:: Request ::
The entries below need to be written out exactly, with no pictures included.

[start]

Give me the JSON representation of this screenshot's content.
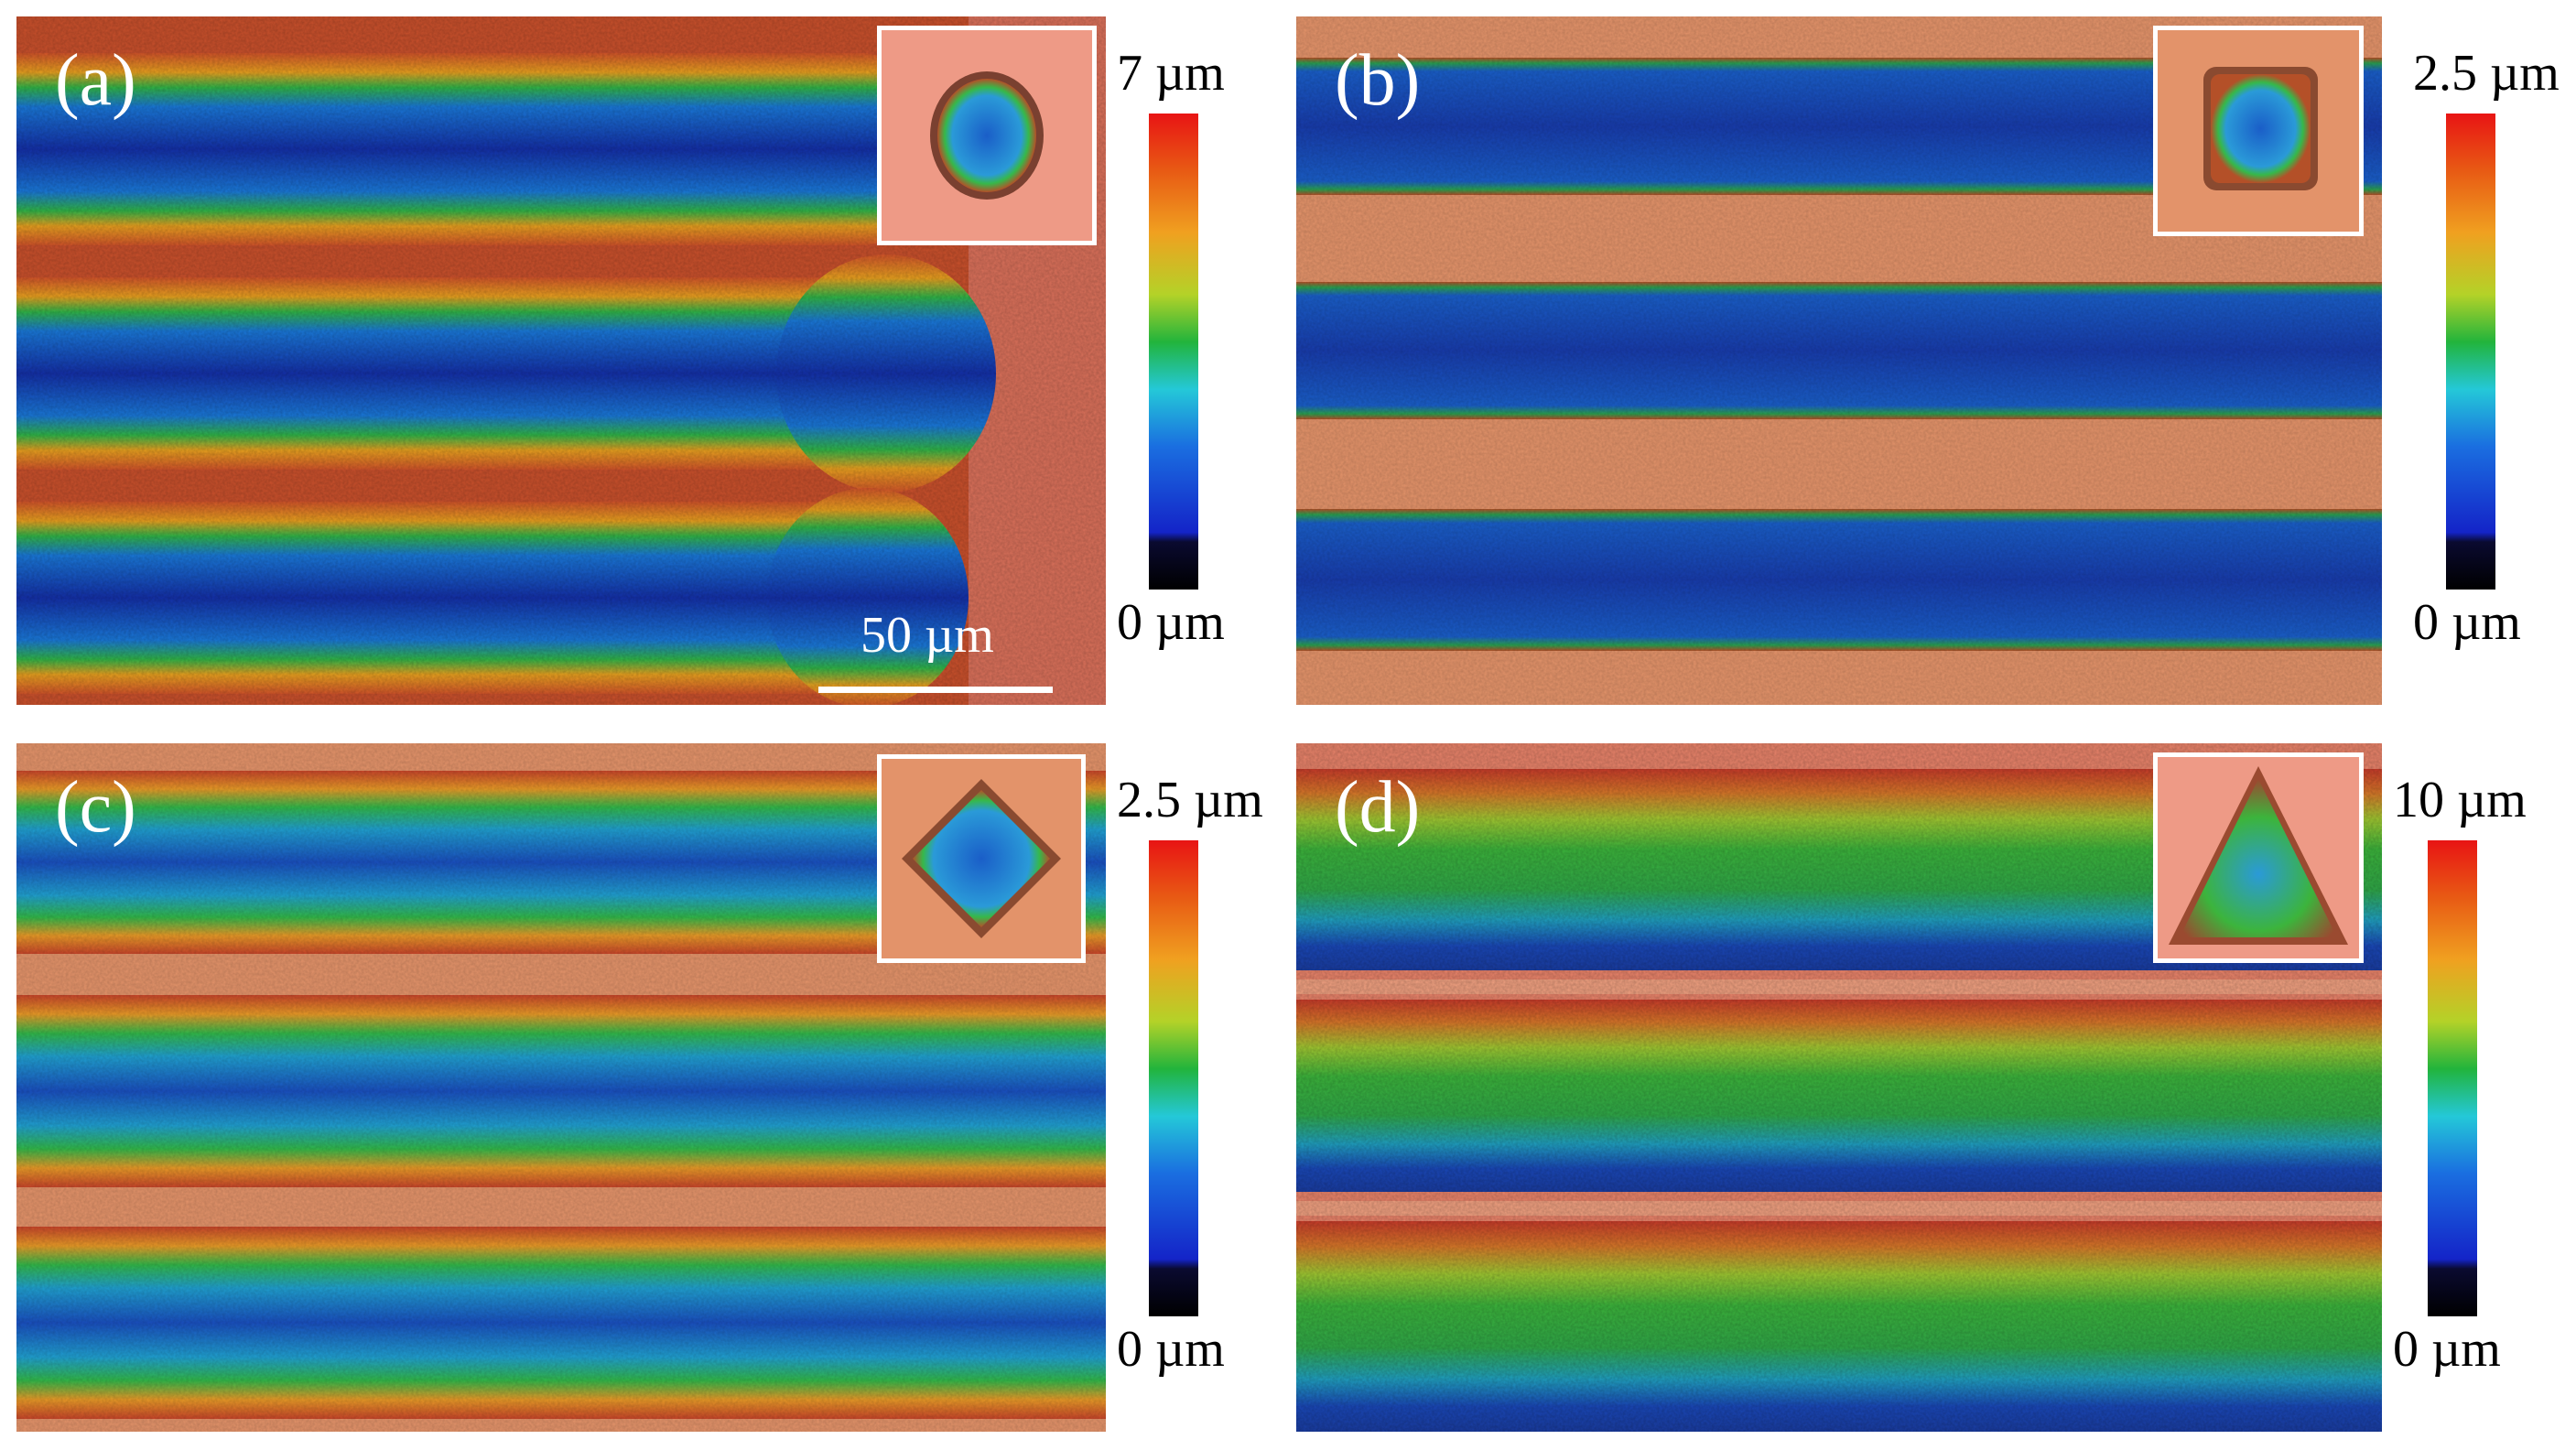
{
  "panels": [
    {
      "label": "(a)",
      "colorbar": {
        "max": "7 µm",
        "min": "0 µm"
      },
      "scale_bar": "50 µm",
      "inset_shape": "circle",
      "background_color": "#d9705a"
    },
    {
      "label": "(b)",
      "colorbar": {
        "max": "2.5 µm",
        "min": "0 µm"
      },
      "inset_shape": "square",
      "background_color": "#e3936a"
    },
    {
      "label": "(c)",
      "colorbar": {
        "max": "2.5 µm",
        "min": "0 µm"
      },
      "inset_shape": "diamond",
      "background_color": "#e3936a"
    },
    {
      "label": "(d)",
      "colorbar": {
        "max": "10 µm",
        "min": "0 µm"
      },
      "inset_shape": "triangle",
      "background_color": "#e8836a"
    }
  ],
  "colormap": [
    "#000000",
    "#1a28c8",
    "#1e8ce0",
    "#2ad0c8",
    "#22b43c",
    "#c8d228",
    "#f0a020",
    "#e85a14",
    "#e81414"
  ]
}
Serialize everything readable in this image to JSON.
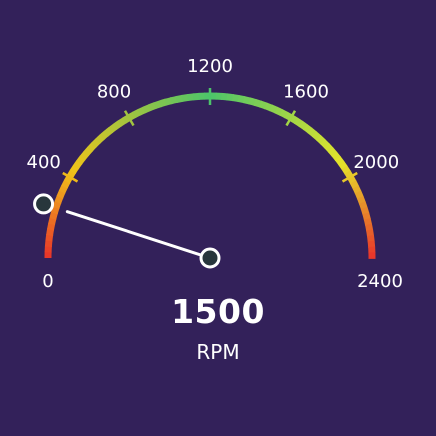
{
  "gauge": {
    "value": 1500,
    "value_text": "1500",
    "unit": "RPM",
    "min": 0,
    "max": 2400,
    "handle_value": 240,
    "ticks": [
      {
        "value": 0,
        "label": "0"
      },
      {
        "value": 400,
        "label": "400"
      },
      {
        "value": 800,
        "label": "800"
      },
      {
        "value": 1200,
        "label": "1200"
      },
      {
        "value": 1600,
        "label": "1600"
      },
      {
        "value": 2000,
        "label": "2000"
      },
      {
        "value": 2400,
        "label": "2400"
      }
    ],
    "colors": {
      "background": "#33215a",
      "arc_low": "#e8322a",
      "arc_mid_low": "#f0c419",
      "arc_mid": "#4cc46a",
      "arc_mid_high": "#e5e52a",
      "arc_high": "#e8322a",
      "needle": "#ffffff",
      "knob_fill": "#28363c",
      "knob_stroke": "#ffffff"
    }
  }
}
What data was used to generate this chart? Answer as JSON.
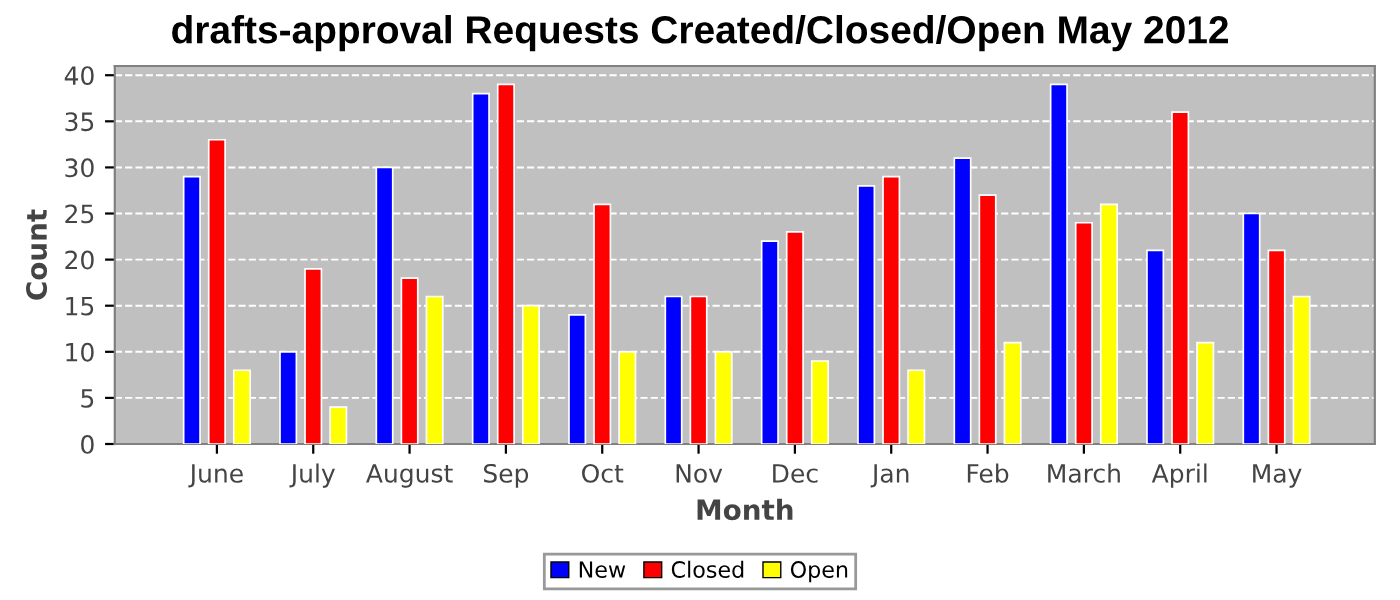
{
  "chart_data": {
    "type": "bar",
    "title": "drafts-approval Requests Created/Closed/Open May 2012",
    "xlabel": "Month",
    "ylabel": "Count",
    "categories": [
      "June",
      "July",
      "August",
      "Sep",
      "Oct",
      "Nov",
      "Dec",
      "Jan",
      "Feb",
      "March",
      "April",
      "May"
    ],
    "series": [
      {
        "name": "New",
        "color": "#0000ff",
        "values": [
          29,
          10,
          30,
          38,
          14,
          16,
          22,
          28,
          31,
          39,
          21,
          25
        ]
      },
      {
        "name": "Closed",
        "color": "#ff0000",
        "values": [
          33,
          19,
          18,
          39,
          26,
          16,
          23,
          29,
          27,
          24,
          36,
          21
        ]
      },
      {
        "name": "Open",
        "color": "#ffff00",
        "values": [
          8,
          4,
          16,
          15,
          10,
          10,
          9,
          8,
          11,
          26,
          11,
          16
        ]
      }
    ],
    "ylim": [
      0,
      41
    ],
    "yticks": [
      0,
      5,
      10,
      15,
      20,
      25,
      30,
      35,
      40
    ],
    "grid": "y",
    "legend": "bottom"
  }
}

[end]

:: Answer for this exercise ::
Give me the JSON representation of this screenshot's content.
{
  "panels": [
    {
      "label": "(a)",
      "colorbar": {
        "max": "7 µm",
        "min": "0 µm"
      },
      "scale_bar": "50 µm",
      "inset_shape": "circle",
      "background_color": "#d9705a"
    },
    {
      "label": "(b)",
      "colorbar": {
        "max": "2.5 µm",
        "min": "0 µm"
      },
      "inset_shape": "square",
      "background_color": "#e3936a"
    },
    {
      "label": "(c)",
      "colorbar": {
        "max": "2.5 µm",
        "min": "0 µm"
      },
      "inset_shape": "diamond",
      "background_color": "#e3936a"
    },
    {
      "label": "(d)",
      "colorbar": {
        "max": "10 µm",
        "min": "0 µm"
      },
      "inset_shape": "triangle",
      "background_color": "#e8836a"
    }
  ],
  "colormap": [
    "#000000",
    "#1a28c8",
    "#1e8ce0",
    "#2ad0c8",
    "#22b43c",
    "#c8d228",
    "#f0a020",
    "#e85a14",
    "#e81414"
  ]
}
Serialize everything readable in this image to JSON.
{
  "gauge": {
    "value": 1500,
    "value_text": "1500",
    "unit": "RPM",
    "min": 0,
    "max": 2400,
    "handle_value": 240,
    "ticks": [
      {
        "value": 0,
        "label": "0"
      },
      {
        "value": 400,
        "label": "400"
      },
      {
        "value": 800,
        "label": "800"
      },
      {
        "value": 1200,
        "label": "1200"
      },
      {
        "value": 1600,
        "label": "1600"
      },
      {
        "value": 2000,
        "label": "2000"
      },
      {
        "value": 2400,
        "label": "2400"
      }
    ],
    "colors": {
      "background": "#33215a",
      "arc_low": "#e8322a",
      "arc_mid_low": "#f0c419",
      "arc_mid": "#4cc46a",
      "arc_mid_high": "#e5e52a",
      "arc_high": "#e8322a",
      "needle": "#ffffff",
      "knob_fill": "#28363c",
      "knob_stroke": "#ffffff"
    }
  }
}
What data was used to generate this chart? Answer as JSON.
{
  "chart_data": {
    "type": "bar",
    "title": "drafts-approval Requests Created/Closed/Open May 2012",
    "xlabel": "Month",
    "ylabel": "Count",
    "categories": [
      "June",
      "July",
      "August",
      "Sep",
      "Oct",
      "Nov",
      "Dec",
      "Jan",
      "Feb",
      "March",
      "April",
      "May"
    ],
    "series": [
      {
        "name": "New",
        "color": "#0000ff",
        "values": [
          29,
          10,
          30,
          38,
          14,
          16,
          22,
          28,
          31,
          39,
          21,
          25
        ]
      },
      {
        "name": "Closed",
        "color": "#ff0000",
        "values": [
          33,
          19,
          18,
          39,
          26,
          16,
          23,
          29,
          27,
          24,
          36,
          21
        ]
      },
      {
        "name": "Open",
        "color": "#ffff00",
        "values": [
          8,
          4,
          16,
          15,
          10,
          10,
          9,
          8,
          11,
          26,
          11,
          16
        ]
      }
    ],
    "ylim": [
      0,
      41
    ],
    "yticks": [
      0,
      5,
      10,
      15,
      20,
      25,
      30,
      35,
      40
    ],
    "grid": "y",
    "legend": "bottom"
  }
}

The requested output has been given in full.